The problem |
Write the material out again in full, word for word. Do not include the pictures.

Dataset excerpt
══════
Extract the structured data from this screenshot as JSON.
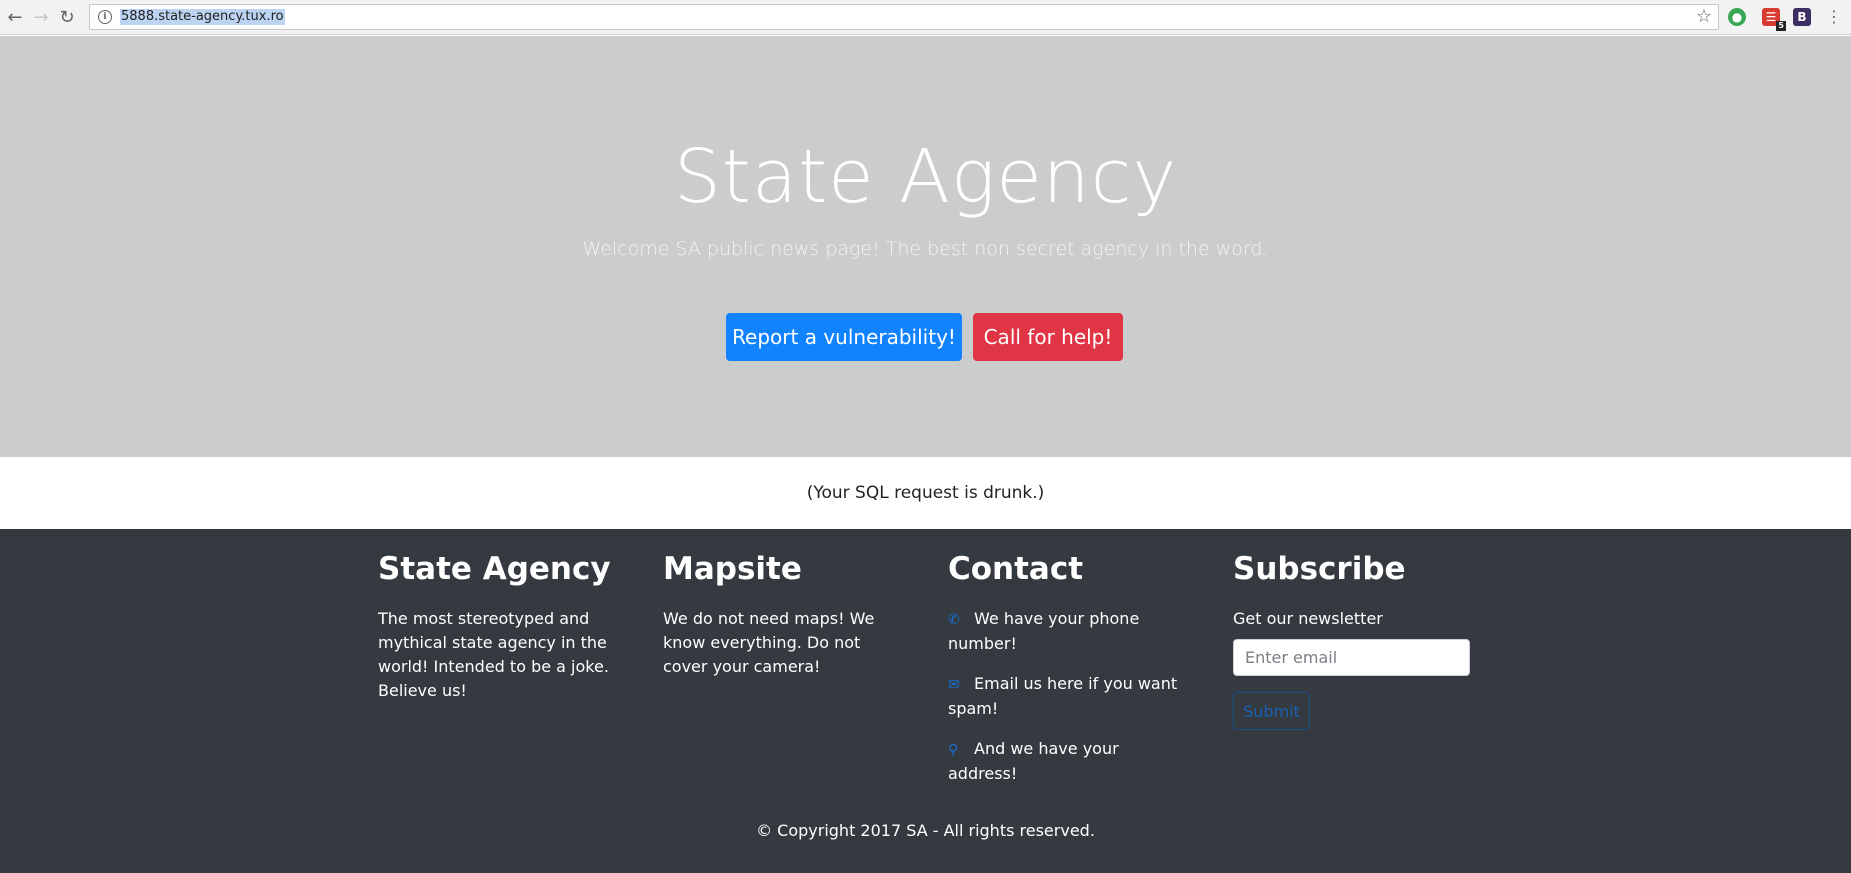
{
  "browser": {
    "url": "5888.state-agency.tux.ro",
    "ext_badge": "5",
    "ext_b": "B"
  },
  "hero": {
    "title": "State Agency",
    "subtitle": "Welcome SA public news page! The best non secret agency in the word.",
    "report_button": "Report a vulnerability!",
    "help_button": "Call for help!"
  },
  "message": "(Your SQL request is drunk.)",
  "footer": {
    "about": {
      "heading": "State Agency",
      "text": "The most stereotyped and mythical state agency in the world! Intended to be a joke. Believe us!"
    },
    "mapsite": {
      "heading": "Mapsite",
      "text": "We do not need maps! We know everything. Do not cover your camera!"
    },
    "contact": {
      "heading": "Contact",
      "phone": "We have your phone number!",
      "email": "Email us here if you want spam!",
      "address": "And we have your address!"
    },
    "subscribe": {
      "heading": "Subscribe",
      "text": "Get our newsletter",
      "placeholder": "Enter email",
      "submit": "Submit"
    },
    "copyright": "© Copyright 2017 SA - All rights reserved."
  },
  "colors": {
    "hero_bg": "#cbccce",
    "primary": "#1283ff",
    "danger": "#df3545",
    "footer_bg": "#343a40"
  }
}
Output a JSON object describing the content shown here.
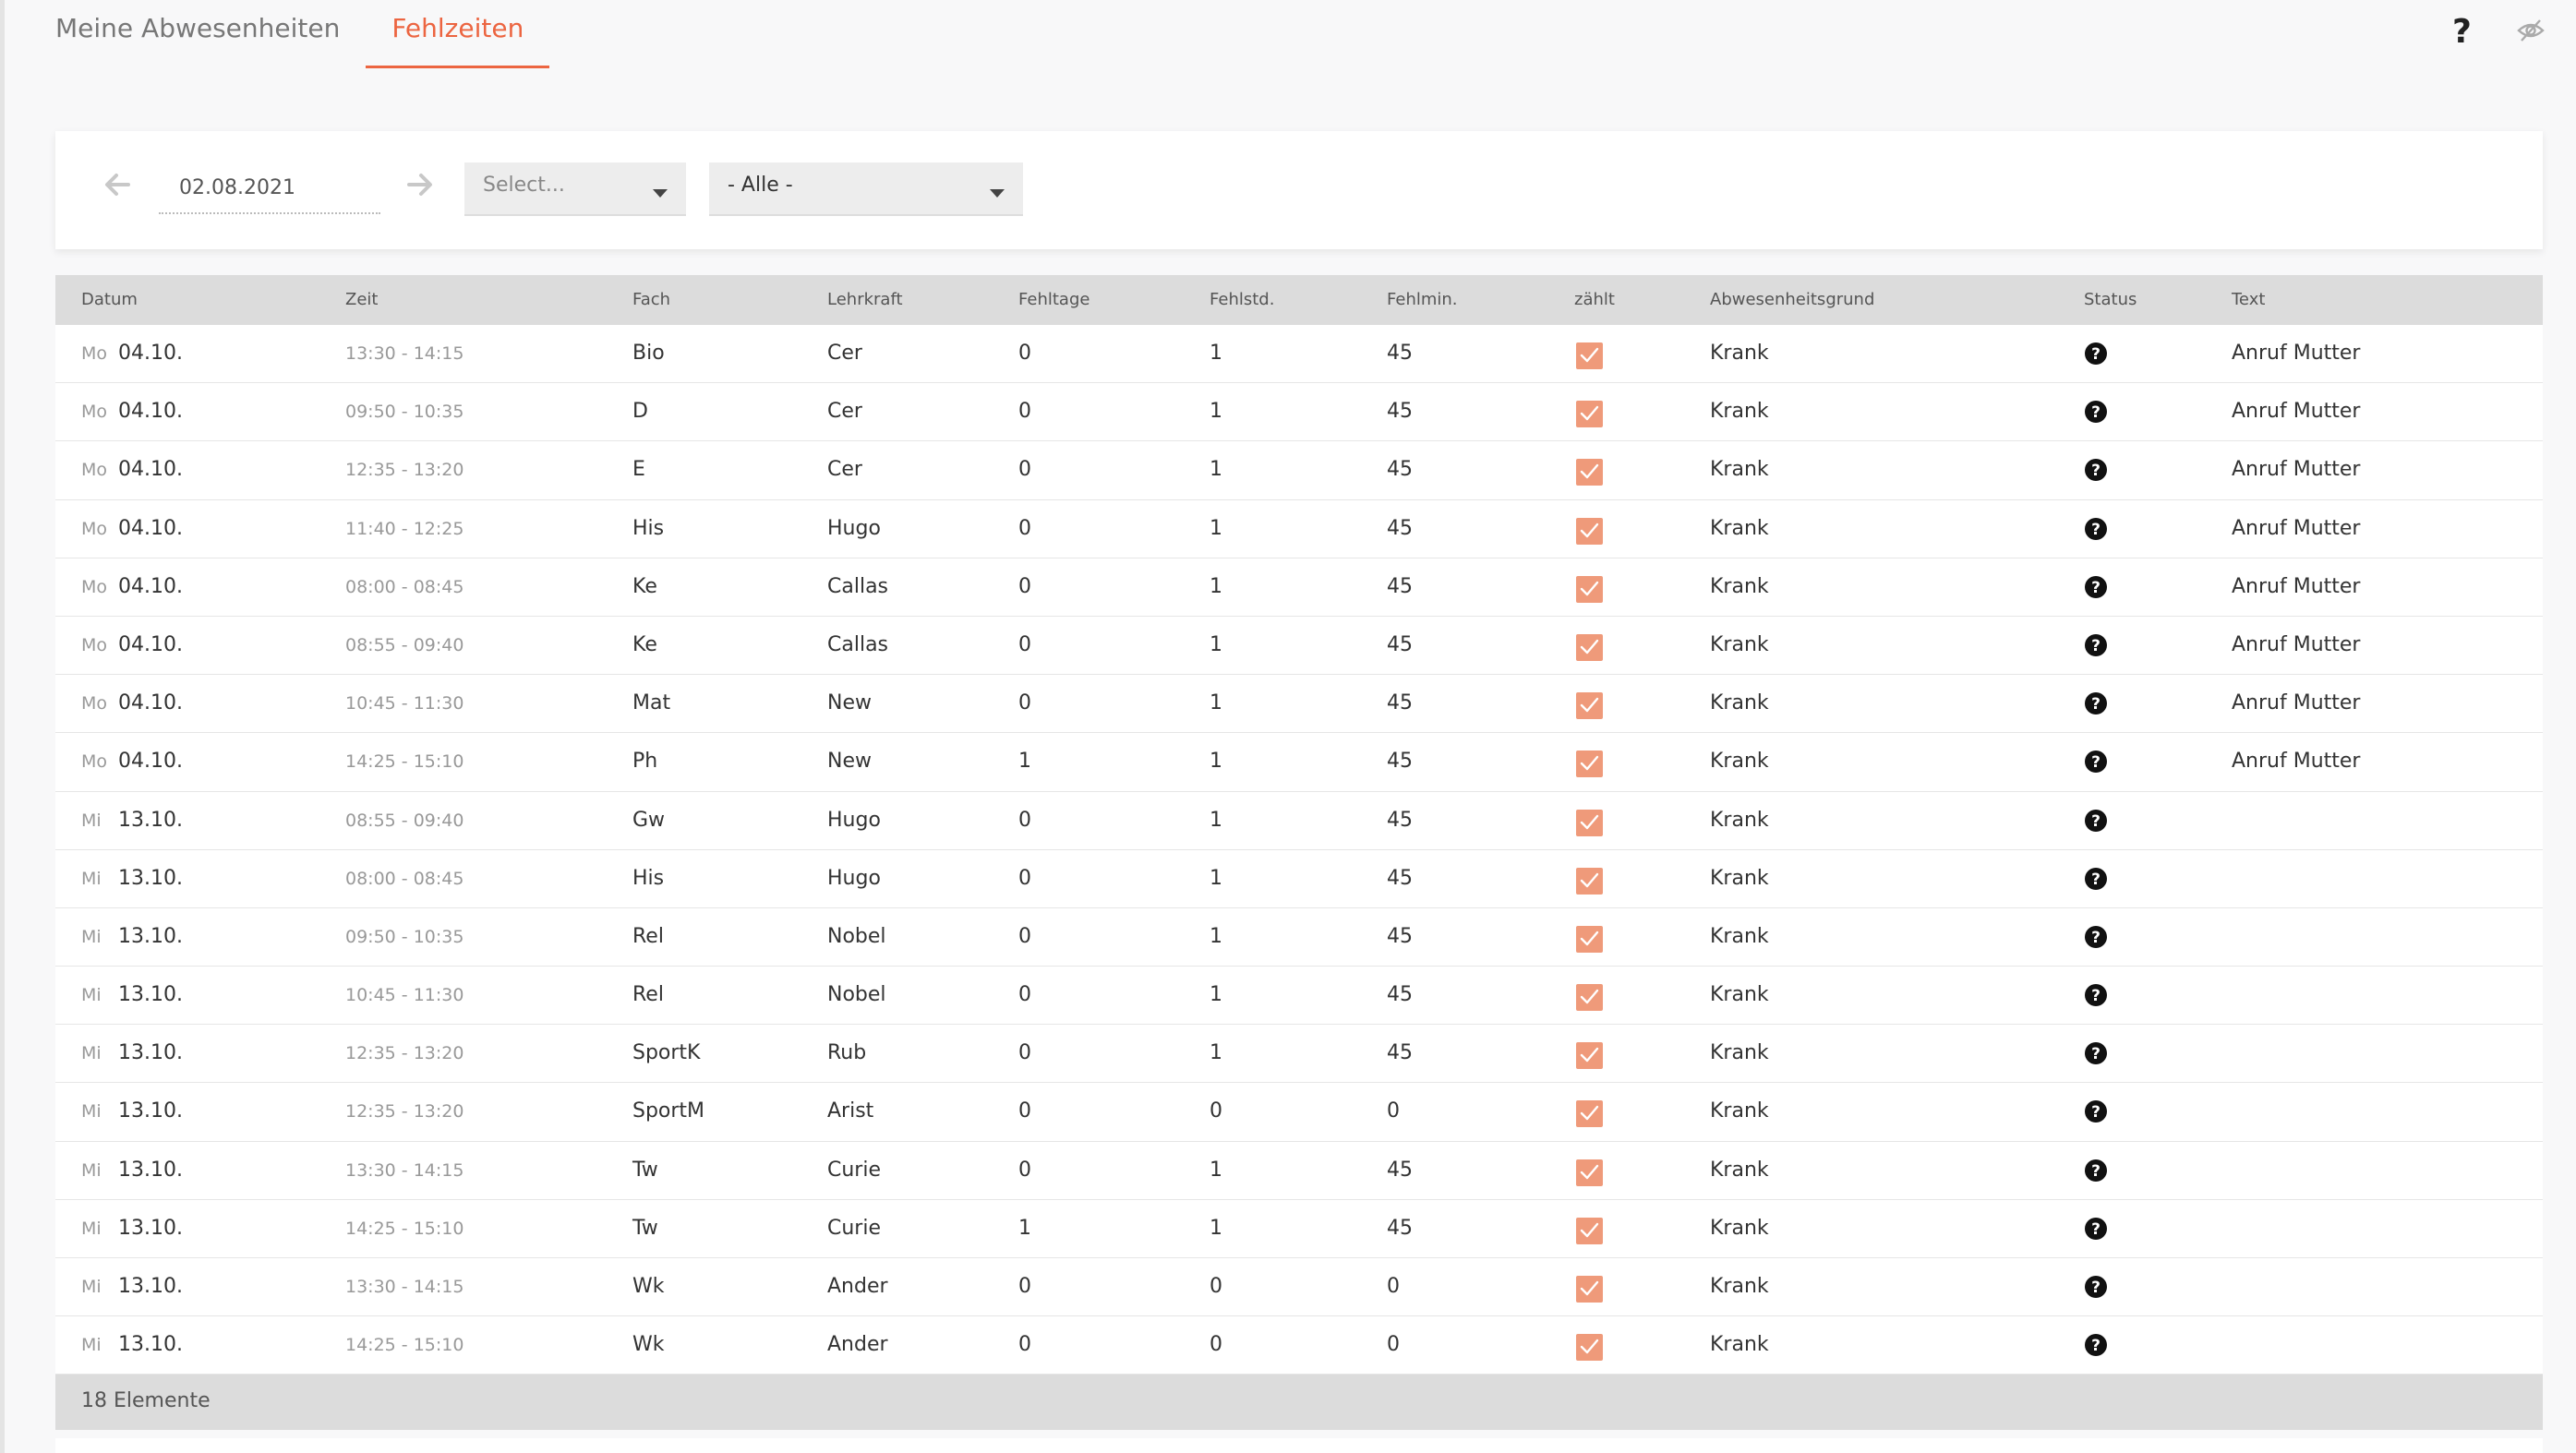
══════
Completed task |
Extract the structured data from this screenshot as JSON.
{
  "browser": {
    "url": "5888.state-agency.tux.ro",
    "ext_badge": "5",
    "ext_b": "B"
  },
  "hero": {
    "title": "State Agency",
    "subtitle": "Welcome SA public news page! The best non secret agency in the word.",
    "report_button": "Report a vulnerability!",
    "help_button": "Call for help!"
  },
  "message": "(Your SQL request is drunk.)",
  "footer": {
    "about": {
      "heading": "State Agency",
      "text": "The most stereotyped and mythical state agency in the world! Intended to be a joke. Believe us!"
    },
    "mapsite": {
      "heading": "Mapsite",
      "text": "We do not need maps! We know everything. Do not cover your camera!"
    },
    "contact": {
      "heading": "Contact",
      "phone": "We have your phone number!",
      "email": "Email us here if you want spam!",
      "address": "And we have your address!"
    },
    "subscribe": {
      "heading": "Subscribe",
      "text": "Get our newsletter",
      "placeholder": "Enter email",
      "submit": "Submit"
    },
    "copyright": "© Copyright 2017 SA - All rights reserved."
  },
  "colors": {
    "hero_bg": "#cbccce",
    "primary": "#1283ff",
    "danger": "#df3545",
    "footer_bg": "#343a40"
  }
}
Output a JSON object describing the content shown here.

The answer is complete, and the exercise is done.